__Exercise instructions__:
a - Using the passage on Technology Readiness Level, answer these:
(i) Which TRL is given as an example of a very low TRL?
(ii) What may the TTO do with an invention whose TRL is very low?
(iii) Which TRL is given as an example of the higher level at which many licensees want data before they will execute an option or license?
b - Do these statements agree with the passage on Technology Readiness Level? For each, answer yes or no and quote the deciding words.
(i) Licensees are often big corporate companies.
(ii) An invention that works well in the lab will also perform in the field.
(iii) The TRL of an invention is assessed only once in the technology transfer process.

__Document passage__:
145 IP and Commercialization | Technology Transfer | Readiness

Technology Readiness Level (TRL)

As mentioned previously, the Technology Readiness Level (TRL) of an invention is assessed at several points in the technology transfer process to evaluate the maturity of the current invention to better understand its commercial feasibility. If an invention has a very low TRL (e.g. TRL 2) then it may be prudent for the TTO to delay any commercial development and return the invention to the researchers to conduct further research. This is often the case with technologies that take a long time to develop in markets where licensees (often big corporate companies) need absolute proof of efficacy in a realistic setting or environment before they will commit a big investment to commercialize the invention. Some inventions work well in the lab or in vitro experiments, but when they are used in an industrial setting or in the field they do not perform. Many licensees demand data and validation of the performance of an invention at a higher TRL (e.g. TRL 6) before they will execute an option or license.

__Given entries__:
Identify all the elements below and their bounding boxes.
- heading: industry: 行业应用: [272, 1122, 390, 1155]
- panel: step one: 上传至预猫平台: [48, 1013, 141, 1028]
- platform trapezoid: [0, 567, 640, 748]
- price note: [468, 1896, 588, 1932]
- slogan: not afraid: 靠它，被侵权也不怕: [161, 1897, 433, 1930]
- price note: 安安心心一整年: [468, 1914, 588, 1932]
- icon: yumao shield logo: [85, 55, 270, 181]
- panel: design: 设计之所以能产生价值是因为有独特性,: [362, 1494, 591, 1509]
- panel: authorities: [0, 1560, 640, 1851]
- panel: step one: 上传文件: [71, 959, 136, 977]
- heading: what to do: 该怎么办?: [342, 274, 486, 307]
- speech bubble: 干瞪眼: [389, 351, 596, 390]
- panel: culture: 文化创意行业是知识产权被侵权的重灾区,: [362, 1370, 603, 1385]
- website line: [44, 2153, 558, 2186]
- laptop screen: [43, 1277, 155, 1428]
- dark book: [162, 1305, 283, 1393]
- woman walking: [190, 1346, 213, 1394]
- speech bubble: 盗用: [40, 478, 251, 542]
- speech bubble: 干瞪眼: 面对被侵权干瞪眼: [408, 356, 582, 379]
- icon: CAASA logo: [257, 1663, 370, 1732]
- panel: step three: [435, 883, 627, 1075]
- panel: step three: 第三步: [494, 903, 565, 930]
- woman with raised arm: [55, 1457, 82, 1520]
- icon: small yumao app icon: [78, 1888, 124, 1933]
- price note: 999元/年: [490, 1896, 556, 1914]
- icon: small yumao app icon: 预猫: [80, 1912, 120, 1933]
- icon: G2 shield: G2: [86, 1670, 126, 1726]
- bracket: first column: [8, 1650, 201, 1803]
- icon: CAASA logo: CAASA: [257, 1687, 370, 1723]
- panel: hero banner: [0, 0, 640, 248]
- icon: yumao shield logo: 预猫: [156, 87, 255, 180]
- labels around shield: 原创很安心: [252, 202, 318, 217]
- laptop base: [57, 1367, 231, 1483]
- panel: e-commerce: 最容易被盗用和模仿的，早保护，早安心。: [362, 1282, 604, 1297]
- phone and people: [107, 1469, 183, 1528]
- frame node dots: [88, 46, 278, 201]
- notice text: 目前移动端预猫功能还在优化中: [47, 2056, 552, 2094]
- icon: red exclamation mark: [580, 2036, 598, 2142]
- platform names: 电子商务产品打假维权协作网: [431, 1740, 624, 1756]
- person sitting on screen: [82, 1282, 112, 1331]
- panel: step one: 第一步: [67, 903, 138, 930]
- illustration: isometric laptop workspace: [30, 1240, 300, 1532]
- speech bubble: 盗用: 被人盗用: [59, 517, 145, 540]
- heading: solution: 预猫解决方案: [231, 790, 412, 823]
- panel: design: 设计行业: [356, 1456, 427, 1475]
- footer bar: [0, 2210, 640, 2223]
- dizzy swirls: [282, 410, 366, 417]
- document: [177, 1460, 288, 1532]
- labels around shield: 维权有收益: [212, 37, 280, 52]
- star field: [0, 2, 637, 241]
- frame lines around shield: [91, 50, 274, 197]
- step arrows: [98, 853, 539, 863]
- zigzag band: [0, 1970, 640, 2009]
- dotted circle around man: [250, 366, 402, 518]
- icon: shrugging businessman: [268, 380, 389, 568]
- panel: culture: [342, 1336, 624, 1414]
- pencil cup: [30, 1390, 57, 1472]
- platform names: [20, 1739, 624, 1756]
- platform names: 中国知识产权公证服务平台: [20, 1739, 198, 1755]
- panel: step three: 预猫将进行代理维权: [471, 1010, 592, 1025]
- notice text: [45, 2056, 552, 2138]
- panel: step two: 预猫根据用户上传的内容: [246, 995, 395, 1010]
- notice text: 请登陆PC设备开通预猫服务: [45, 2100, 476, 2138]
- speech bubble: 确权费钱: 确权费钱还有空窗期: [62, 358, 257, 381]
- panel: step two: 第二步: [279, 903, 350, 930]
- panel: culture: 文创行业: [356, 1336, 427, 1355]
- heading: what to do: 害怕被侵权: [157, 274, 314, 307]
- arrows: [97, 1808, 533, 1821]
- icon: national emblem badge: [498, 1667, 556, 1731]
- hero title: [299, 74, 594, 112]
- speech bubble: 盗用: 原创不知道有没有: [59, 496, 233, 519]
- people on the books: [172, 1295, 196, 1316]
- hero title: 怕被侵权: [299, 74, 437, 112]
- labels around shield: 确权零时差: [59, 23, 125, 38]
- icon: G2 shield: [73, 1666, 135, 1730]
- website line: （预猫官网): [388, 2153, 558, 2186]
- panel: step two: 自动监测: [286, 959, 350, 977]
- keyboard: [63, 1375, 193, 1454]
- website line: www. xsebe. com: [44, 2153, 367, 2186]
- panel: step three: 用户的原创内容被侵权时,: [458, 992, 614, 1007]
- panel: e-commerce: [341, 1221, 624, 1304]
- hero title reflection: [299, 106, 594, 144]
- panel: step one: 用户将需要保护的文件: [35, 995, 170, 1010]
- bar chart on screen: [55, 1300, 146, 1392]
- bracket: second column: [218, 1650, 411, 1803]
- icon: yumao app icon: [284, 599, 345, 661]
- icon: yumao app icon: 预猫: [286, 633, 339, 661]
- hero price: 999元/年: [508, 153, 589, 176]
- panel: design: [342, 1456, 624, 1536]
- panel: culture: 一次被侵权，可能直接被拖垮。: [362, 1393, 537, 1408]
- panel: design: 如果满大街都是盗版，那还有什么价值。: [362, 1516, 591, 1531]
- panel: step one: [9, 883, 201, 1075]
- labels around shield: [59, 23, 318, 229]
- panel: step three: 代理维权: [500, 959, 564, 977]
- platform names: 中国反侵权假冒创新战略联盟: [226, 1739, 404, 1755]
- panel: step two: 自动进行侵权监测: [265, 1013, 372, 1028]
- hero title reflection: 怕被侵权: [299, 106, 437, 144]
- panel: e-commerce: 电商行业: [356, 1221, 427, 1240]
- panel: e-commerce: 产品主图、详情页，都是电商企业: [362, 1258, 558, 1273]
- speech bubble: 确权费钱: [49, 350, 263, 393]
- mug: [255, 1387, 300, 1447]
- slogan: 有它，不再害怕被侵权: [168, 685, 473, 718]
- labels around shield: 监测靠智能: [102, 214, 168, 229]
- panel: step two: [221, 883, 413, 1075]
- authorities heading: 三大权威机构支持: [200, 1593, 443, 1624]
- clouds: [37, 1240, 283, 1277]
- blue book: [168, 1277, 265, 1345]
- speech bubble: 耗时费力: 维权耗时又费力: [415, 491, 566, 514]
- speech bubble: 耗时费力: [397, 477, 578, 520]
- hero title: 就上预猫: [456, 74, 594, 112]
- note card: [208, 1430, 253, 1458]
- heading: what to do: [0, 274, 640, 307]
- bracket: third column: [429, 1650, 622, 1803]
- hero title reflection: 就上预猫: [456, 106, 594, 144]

* * *

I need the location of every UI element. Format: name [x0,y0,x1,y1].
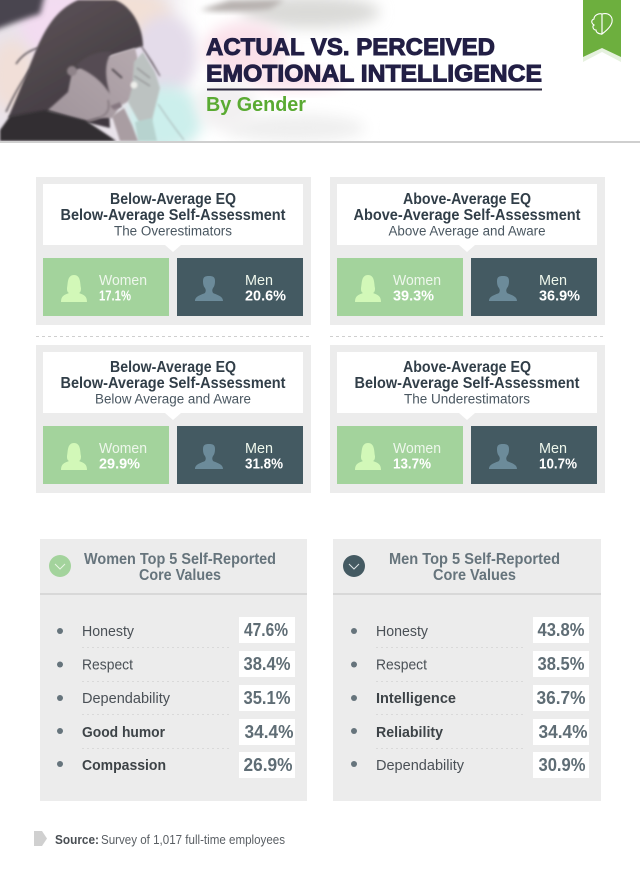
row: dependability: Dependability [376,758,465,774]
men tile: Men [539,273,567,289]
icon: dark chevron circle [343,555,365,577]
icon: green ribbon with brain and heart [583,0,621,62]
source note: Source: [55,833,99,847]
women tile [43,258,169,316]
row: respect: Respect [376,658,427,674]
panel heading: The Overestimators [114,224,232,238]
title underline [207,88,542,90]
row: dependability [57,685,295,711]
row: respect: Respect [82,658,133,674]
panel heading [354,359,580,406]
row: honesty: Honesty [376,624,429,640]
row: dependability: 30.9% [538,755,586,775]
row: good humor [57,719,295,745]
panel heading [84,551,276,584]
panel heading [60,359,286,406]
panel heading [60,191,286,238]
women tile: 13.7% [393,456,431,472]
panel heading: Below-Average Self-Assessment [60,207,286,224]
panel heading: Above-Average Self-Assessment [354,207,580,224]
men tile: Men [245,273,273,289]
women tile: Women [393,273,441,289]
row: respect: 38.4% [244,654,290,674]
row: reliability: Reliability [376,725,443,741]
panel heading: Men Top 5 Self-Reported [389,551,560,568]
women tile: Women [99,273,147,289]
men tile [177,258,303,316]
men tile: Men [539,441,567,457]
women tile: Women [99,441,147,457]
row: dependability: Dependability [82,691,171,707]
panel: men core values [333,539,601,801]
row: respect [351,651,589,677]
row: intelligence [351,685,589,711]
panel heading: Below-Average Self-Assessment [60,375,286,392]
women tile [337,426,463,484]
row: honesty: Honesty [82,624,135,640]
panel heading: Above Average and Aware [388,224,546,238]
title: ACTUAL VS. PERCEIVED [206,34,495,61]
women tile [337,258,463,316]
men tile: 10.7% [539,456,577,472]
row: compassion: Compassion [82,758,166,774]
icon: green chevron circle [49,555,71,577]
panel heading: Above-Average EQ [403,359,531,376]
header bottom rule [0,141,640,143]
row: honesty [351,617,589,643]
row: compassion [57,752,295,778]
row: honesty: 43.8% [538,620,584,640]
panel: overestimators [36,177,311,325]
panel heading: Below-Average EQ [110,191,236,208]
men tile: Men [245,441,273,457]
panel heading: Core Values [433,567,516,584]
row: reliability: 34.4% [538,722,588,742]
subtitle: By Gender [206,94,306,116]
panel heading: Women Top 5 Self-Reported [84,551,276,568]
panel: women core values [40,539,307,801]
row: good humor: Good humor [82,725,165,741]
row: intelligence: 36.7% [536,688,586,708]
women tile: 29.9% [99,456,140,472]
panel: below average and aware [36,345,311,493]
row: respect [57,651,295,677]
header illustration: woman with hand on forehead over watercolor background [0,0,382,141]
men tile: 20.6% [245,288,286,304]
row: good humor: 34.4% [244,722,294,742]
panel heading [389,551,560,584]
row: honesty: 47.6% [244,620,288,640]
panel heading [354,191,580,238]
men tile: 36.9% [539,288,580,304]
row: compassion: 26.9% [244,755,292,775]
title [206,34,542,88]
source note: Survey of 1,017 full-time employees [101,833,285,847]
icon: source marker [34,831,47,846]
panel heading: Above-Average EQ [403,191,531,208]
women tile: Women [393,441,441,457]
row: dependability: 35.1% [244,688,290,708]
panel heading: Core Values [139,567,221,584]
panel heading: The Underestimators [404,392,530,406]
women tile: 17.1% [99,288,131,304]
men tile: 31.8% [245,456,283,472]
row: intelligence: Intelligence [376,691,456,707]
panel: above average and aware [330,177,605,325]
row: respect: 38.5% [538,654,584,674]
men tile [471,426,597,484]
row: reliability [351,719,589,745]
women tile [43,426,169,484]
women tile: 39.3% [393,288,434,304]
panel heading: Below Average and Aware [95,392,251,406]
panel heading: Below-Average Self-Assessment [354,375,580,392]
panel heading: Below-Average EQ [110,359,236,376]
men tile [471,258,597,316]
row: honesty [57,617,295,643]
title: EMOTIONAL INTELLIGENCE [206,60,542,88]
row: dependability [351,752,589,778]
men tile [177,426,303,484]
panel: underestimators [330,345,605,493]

__Expected answers__:
a -
(i) TRL 2.
(ii) Delay any commercial development and return the invention to the researchers to conduct further research.
(iii) TRL 6.

b -
(i) Yes: "licensees (often big corporate companies)"
(ii) No: "Some inventions work well in the lab or in vitro experiments, but when they are used in an industrial setting or in the field they do not perform."
(iii) No: "is assessed at several points in the technology transfer process"